Given request — Copy out the entries below in full and exactly.

Data extract —

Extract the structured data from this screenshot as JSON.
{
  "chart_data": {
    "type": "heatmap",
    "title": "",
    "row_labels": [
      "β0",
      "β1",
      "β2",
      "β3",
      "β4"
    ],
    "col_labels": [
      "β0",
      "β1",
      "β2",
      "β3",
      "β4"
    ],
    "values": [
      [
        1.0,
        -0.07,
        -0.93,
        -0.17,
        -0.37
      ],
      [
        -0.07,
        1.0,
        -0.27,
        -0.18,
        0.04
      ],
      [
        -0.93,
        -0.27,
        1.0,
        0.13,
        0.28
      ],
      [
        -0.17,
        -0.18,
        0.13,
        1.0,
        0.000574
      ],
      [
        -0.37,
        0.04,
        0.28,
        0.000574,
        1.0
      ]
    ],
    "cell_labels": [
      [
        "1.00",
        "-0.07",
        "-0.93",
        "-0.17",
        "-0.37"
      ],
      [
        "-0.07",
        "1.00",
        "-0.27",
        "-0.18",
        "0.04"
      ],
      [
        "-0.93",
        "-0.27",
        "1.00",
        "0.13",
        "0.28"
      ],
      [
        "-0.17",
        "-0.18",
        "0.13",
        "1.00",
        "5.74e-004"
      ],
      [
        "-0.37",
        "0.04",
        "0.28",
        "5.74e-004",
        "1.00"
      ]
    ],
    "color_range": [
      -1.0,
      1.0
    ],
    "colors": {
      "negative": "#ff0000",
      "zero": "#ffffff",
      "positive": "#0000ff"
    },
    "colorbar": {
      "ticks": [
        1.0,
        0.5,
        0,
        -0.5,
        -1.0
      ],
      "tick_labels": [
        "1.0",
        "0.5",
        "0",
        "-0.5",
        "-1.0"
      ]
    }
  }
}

Solution to this task —
Extract the structured data from this screenshot as JSON.
{
  "chart_data": {
    "type": "heatmap",
    "title": "",
    "row_labels": [
      "β0",
      "β1",
      "β2",
      "β3",
      "β4"
    ],
    "col_labels": [
      "β0",
      "β1",
      "β2",
      "β3",
      "β4"
    ],
    "values": [
      [
        1.0,
        -0.07,
        -0.93,
        -0.17,
        -0.37
      ],
      [
        -0.07,
        1.0,
        -0.27,
        -0.18,
        0.04
      ],
      [
        -0.93,
        -0.27,
        1.0,
        0.13,
        0.28
      ],
      [
        -0.17,
        -0.18,
        0.13,
        1.0,
        0.000574
      ],
      [
        -0.37,
        0.04,
        0.28,
        0.000574,
        1.0
      ]
    ],
    "cell_labels": [
      [
        "1.00",
        "-0.07",
        "-0.93",
        "-0.17",
        "-0.37"
      ],
      [
        "-0.07",
        "1.00",
        "-0.27",
        "-0.18",
        "0.04"
      ],
      [
        "-0.93",
        "-0.27",
        "1.00",
        "0.13",
        "0.28"
      ],
      [
        "-0.17",
        "-0.18",
        "0.13",
        "1.00",
        "5.74e-004"
      ],
      [
        "-0.37",
        "0.04",
        "0.28",
        "5.74e-004",
        "1.00"
      ]
    ],
    "color_range": [
      -1.0,
      1.0
    ],
    "colors": {
      "negative": "#ff0000",
      "zero": "#ffffff",
      "positive": "#0000ff"
    },
    "colorbar": {
      "ticks": [
        1.0,
        0.5,
        0,
        -0.5,
        -1.0
      ],
      "tick_labels": [
        "1.0",
        "0.5",
        "0",
        "-0.5",
        "-1.0"
      ]
    }
  }
}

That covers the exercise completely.